- WHAT YOU ARE ASKED TO DO: Tally the lines that contain the string "үлэлээбиппит" and give the number by itself.

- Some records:
--- start ---

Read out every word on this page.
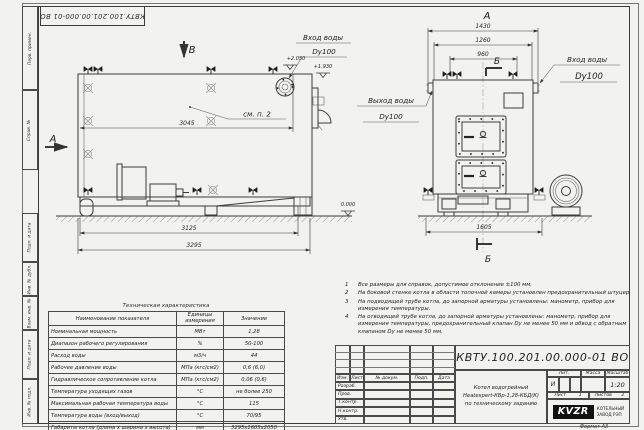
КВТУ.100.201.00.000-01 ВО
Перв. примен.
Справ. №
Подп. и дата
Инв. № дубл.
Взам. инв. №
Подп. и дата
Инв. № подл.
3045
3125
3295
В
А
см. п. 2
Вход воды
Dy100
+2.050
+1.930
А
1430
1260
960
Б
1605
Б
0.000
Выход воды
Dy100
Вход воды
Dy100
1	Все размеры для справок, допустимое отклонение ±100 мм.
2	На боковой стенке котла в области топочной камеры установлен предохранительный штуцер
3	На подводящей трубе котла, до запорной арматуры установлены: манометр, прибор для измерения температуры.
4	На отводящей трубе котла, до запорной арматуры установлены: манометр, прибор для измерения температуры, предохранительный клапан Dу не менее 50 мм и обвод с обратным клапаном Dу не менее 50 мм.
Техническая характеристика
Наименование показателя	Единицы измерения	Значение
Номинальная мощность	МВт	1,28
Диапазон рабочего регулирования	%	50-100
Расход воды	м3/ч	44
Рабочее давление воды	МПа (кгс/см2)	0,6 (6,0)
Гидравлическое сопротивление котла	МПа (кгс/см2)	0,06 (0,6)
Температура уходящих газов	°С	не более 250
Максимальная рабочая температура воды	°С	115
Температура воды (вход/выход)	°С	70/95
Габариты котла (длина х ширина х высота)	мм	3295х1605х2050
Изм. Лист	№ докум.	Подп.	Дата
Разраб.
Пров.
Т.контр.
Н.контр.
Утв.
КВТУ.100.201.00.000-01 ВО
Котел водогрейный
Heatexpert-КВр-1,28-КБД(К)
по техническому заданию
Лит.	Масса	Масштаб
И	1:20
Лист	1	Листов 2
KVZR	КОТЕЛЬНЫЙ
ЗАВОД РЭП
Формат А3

--- end ---
--- start ---

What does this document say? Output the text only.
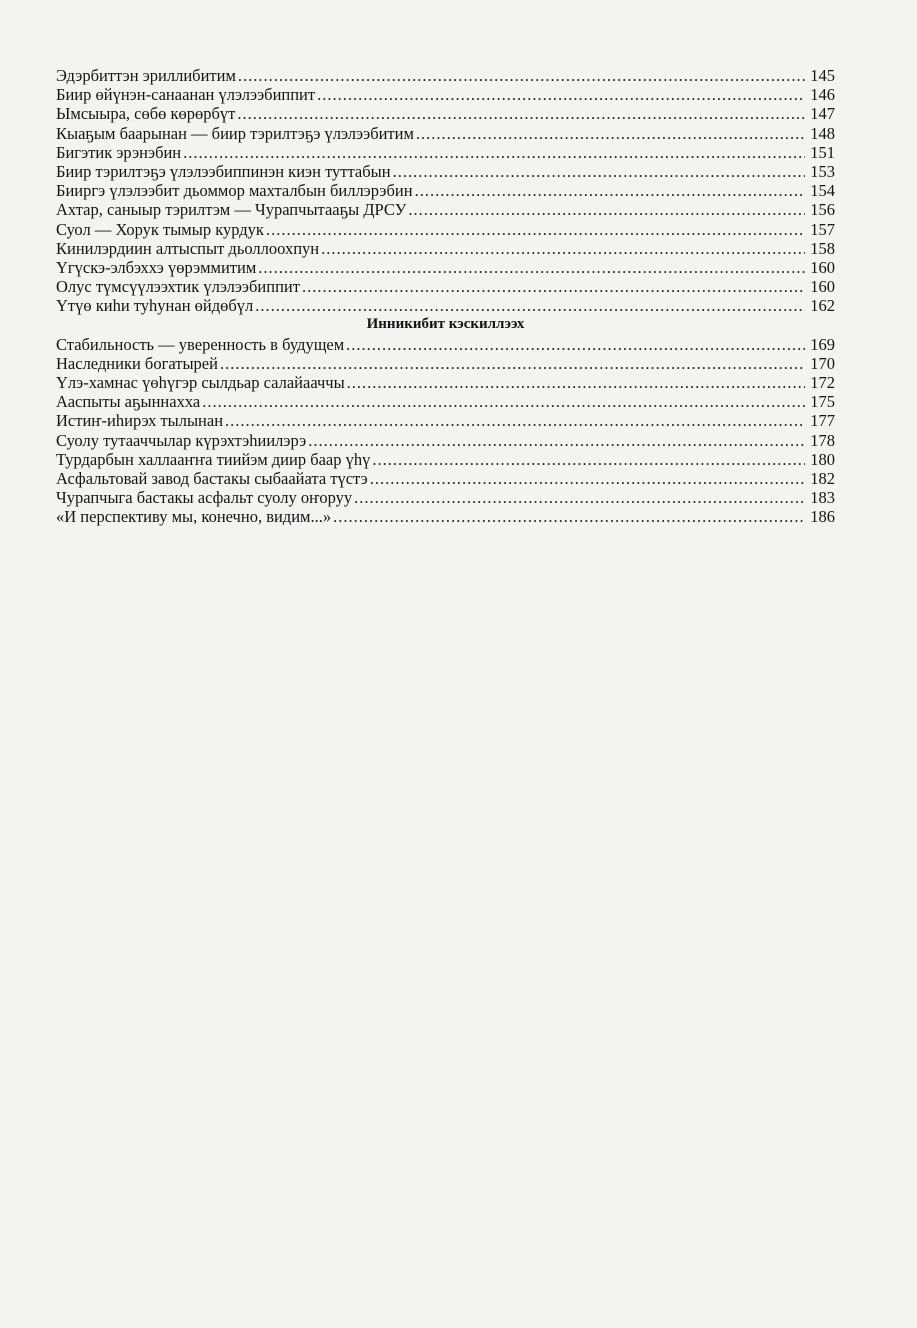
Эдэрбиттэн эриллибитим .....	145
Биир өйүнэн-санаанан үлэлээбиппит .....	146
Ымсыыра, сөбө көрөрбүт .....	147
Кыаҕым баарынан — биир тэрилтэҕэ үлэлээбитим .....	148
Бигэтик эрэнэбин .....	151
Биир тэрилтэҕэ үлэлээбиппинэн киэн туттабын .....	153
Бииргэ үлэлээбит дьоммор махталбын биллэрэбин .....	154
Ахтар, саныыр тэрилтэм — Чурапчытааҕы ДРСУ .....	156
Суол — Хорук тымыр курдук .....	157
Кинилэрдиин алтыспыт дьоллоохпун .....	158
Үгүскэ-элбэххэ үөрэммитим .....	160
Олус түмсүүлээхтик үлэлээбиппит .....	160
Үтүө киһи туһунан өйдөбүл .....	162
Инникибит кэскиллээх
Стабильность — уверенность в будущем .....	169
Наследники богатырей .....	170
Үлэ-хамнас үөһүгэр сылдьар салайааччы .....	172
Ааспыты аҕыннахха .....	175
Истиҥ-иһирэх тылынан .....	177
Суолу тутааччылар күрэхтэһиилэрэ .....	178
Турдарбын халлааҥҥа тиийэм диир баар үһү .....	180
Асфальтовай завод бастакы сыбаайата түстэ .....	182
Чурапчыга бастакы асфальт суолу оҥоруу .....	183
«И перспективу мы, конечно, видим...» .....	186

--- end ---
--- start ---

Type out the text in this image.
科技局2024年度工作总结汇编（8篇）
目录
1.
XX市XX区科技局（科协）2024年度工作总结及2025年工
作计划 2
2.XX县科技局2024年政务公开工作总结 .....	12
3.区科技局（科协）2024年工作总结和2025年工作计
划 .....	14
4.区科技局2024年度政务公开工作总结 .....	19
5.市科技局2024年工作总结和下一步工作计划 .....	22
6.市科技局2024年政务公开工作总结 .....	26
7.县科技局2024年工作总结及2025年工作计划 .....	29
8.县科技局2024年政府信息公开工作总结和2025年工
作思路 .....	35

--- end ---

- ANSWER TO THE TASK: 2